**OBJECTIVE**
Write each line out again exactly as written.

**RECORDS TO PROCESS**
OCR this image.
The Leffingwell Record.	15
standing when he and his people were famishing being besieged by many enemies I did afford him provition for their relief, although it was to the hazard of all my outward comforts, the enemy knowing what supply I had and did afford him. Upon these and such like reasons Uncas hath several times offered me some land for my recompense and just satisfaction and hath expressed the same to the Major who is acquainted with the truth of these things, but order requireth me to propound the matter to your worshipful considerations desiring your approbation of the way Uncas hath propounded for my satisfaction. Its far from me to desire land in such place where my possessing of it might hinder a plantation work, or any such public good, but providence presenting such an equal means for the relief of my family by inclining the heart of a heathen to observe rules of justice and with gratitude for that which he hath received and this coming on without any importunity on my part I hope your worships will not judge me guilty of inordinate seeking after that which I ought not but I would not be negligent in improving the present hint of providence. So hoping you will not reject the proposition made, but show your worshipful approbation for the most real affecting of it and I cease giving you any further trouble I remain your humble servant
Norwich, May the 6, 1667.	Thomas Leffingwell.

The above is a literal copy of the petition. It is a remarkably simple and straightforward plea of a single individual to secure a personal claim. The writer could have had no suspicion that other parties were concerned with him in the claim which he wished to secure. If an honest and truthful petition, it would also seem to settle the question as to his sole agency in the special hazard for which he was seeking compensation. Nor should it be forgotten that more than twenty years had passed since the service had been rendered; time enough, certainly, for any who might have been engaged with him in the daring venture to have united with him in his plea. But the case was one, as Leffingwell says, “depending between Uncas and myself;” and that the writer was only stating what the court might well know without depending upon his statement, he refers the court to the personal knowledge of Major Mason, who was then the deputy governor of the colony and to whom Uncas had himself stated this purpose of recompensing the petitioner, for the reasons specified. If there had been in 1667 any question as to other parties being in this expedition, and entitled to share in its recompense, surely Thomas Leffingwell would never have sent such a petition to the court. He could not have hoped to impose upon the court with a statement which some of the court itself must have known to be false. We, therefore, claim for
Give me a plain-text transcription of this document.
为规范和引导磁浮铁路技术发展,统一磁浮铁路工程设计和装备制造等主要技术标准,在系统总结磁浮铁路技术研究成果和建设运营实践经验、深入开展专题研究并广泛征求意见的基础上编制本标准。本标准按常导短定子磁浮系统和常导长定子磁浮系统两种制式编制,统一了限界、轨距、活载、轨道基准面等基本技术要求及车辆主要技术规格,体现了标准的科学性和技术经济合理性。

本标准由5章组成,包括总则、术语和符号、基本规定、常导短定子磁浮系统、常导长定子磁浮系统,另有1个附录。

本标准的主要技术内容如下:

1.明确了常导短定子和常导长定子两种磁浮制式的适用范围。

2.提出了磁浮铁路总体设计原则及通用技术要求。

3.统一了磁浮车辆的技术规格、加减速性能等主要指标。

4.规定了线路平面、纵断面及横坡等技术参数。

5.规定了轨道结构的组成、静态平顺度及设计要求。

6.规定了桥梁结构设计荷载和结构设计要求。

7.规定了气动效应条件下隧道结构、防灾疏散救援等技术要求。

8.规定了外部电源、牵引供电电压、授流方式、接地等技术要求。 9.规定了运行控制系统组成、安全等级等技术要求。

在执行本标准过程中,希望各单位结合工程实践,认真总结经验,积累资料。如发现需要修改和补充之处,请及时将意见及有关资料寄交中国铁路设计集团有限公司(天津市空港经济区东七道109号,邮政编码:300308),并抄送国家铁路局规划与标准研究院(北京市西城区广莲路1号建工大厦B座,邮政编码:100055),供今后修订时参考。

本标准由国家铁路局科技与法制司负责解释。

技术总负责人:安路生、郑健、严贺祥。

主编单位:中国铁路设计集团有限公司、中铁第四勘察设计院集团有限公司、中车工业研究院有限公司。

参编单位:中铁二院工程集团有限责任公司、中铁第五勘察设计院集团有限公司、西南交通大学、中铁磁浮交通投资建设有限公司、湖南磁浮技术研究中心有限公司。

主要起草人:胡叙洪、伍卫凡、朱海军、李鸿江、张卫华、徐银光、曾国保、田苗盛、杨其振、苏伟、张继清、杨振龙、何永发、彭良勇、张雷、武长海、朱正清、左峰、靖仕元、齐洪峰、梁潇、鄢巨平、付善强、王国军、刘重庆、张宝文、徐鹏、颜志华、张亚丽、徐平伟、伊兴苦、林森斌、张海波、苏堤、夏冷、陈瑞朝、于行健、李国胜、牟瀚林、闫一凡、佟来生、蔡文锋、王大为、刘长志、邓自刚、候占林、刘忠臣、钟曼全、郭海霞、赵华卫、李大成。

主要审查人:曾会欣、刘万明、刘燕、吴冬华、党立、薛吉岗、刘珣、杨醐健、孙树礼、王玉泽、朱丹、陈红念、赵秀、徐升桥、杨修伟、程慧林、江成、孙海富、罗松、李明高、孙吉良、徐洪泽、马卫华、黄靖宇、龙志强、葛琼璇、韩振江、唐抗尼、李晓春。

**REPLY TO THE TASK**
OCR this image.
The Leffingwell Record.	15
standing when he and his people were famishing being besieged by many enemies I did afford him provition for their relief, although it was to the hazard of all my outward comforts, the enemy knowing what supply I had and did afford him. Upon these and such like reasons Uncas hath several times offered me some land for my recompense and just satisfaction and hath expressed the same to the Major who is acquainted with the truth of these things, but order requireth me to propound the matter to your worshipful considerations desiring your approbation of the way Uncas hath propounded for my satisfaction. Its far from me to desire land in such place where my possessing of it might hinder a plantation work, or any such public good, but providence presenting such an equal means for the relief of my family by inclining the heart of a heathen to observe rules of justice and with gratitude for that which he hath received and this coming on without any importunity on my part I hope your worships will not judge me guilty of inordinate seeking after that which I ought not but I would not be negligent in improving the present hint of providence. So hoping you will not reject the proposition made, but show your worshipful approbation for the most real affecting of it and I cease giving you any further trouble I remain your humble servant
Norwich, May the 6, 1667.	Thomas Leffingwell.

The above is a literal copy of the petition. It is a remarkably simple and straightforward plea of a single individual to secure a personal claim. The writer could have had no suspicion that other parties were concerned with him in the claim which he wished to secure. If an honest and truthful petition, it would also seem to settle the question as to his sole agency in the special hazard for which he was seeking compensation. Nor should it be forgotten that more than twenty years had passed since the service had been rendered; time enough, certainly, for any who might have been engaged with him in the daring venture to have united with him in his plea. But the case was one, as Leffingwell says, “depending between Uncas and myself;” and that the writer was only stating what the court might well know without depending upon his statement, he refers the court to the personal knowledge of Major Mason, who was then the deputy governor of the colony and to whom Uncas had himself stated this purpose of recompensing the petitioner, for the reasons specified. If there had been in 1667 any question as to other parties being in this expedition, and entitled to share in its recompense, surely Thomas Leffingwell would never have sent such a petition to the court. He could not have hoped to impose upon the court with a statement which some of the court itself must have known to be false. We, therefore, claim for
Give me a plain-text transcription of this document.
为规范和引导磁浮铁路技术发展,统一磁浮铁路工程设计和装备制造等主要技术标准,在系统总结磁浮铁路技术研究成果和建设运营实践经验、深入开展专题研究并广泛征求意见的基础上编制本标准。本标准按常导短定子磁浮系统和常导长定子磁浮系统两种制式编制,统一了限界、轨距、活载、轨道基准面等基本技术要求及车辆主要技术规格,体现了标准的科学性和技术经济合理性。

本标准由5章组成,包括总则、术语和符号、基本规定、常导短定子磁浮系统、常导长定子磁浮系统,另有1个附录。

本标准的主要技术内容如下:

1.明确了常导短定子和常导长定子两种磁浮制式的适用范围。

2.提出了磁浮铁路总体设计原则及通用技术要求。

3.统一了磁浮车辆的技术规格、加减速性能等主要指标。

4.规定了线路平面、纵断面及横坡等技术参数。

5.规定了轨道结构的组成、静态平顺度及设计要求。

6.规定了桥梁结构设计荷载和结构设计要求。

7.规定了气动效应条件下隧道结构、防灾疏散救援等技术要求。

8.规定了外部电源、牵引供电电压、授流方式、接地等技术要求。 9.规定了运行控制系统组成、安全等级等技术要求。

在执行本标准过程中,希望各单位结合工程实践,认真总结经验,积累资料。如发现需要修改和补充之处,请及时将意见及有关资料寄交中国铁路设计集团有限公司(天津市空港经济区东七道109号,邮政编码:300308),并抄送国家铁路局规划与标准研究院(北京市西城区广莲路1号建工大厦B座,邮政编码:100055),供今后修订时参考。

本标准由国家铁路局科技与法制司负责解释。

技术总负责人:安路生、郑健、严贺祥。

主编单位:中国铁路设计集团有限公司、中铁第四勘察设计院集团有限公司、中车工业研究院有限公司。

参编单位:中铁二院工程集团有限责任公司、中铁第五勘察设计院集团有限公司、西南交通大学、中铁磁浮交通投资建设有限公司、湖南磁浮技术研究中心有限公司。

主要起草人:胡叙洪、伍卫凡、朱海军、李鸿江、张卫华、徐银光、曾国保、田苗盛、杨其振、苏伟、张继清、杨振龙、何永发、彭良勇、张雷、武长海、朱正清、左峰、靖仕元、齐洪峰、梁潇、鄢巨平、付善强、王国军、刘重庆、张宝文、徐鹏、颜志华、张亚丽、徐平伟、伊兴苦、林森斌、张海波、苏堤、夏冷、陈瑞朝、于行健、李国胜、牟瀚林、闫一凡、佟来生、蔡文锋、王大为、刘长志、邓自刚、候占林、刘忠臣、钟曼全、郭海霞、赵华卫、李大成。

主要审查人:曾会欣、刘万明、刘燕、吴冬华、党立、薛吉岗、刘珣、杨醐健、孙树礼、王玉泽、朱丹、陈红念、赵秀、徐升桥、杨修伟、程慧林、江成、孙海富、罗松、李明高、孙吉良、徐洪泽、马卫华、黄靖宇、龙志强、葛琼璇、韩振江、唐抗尼、李晓春。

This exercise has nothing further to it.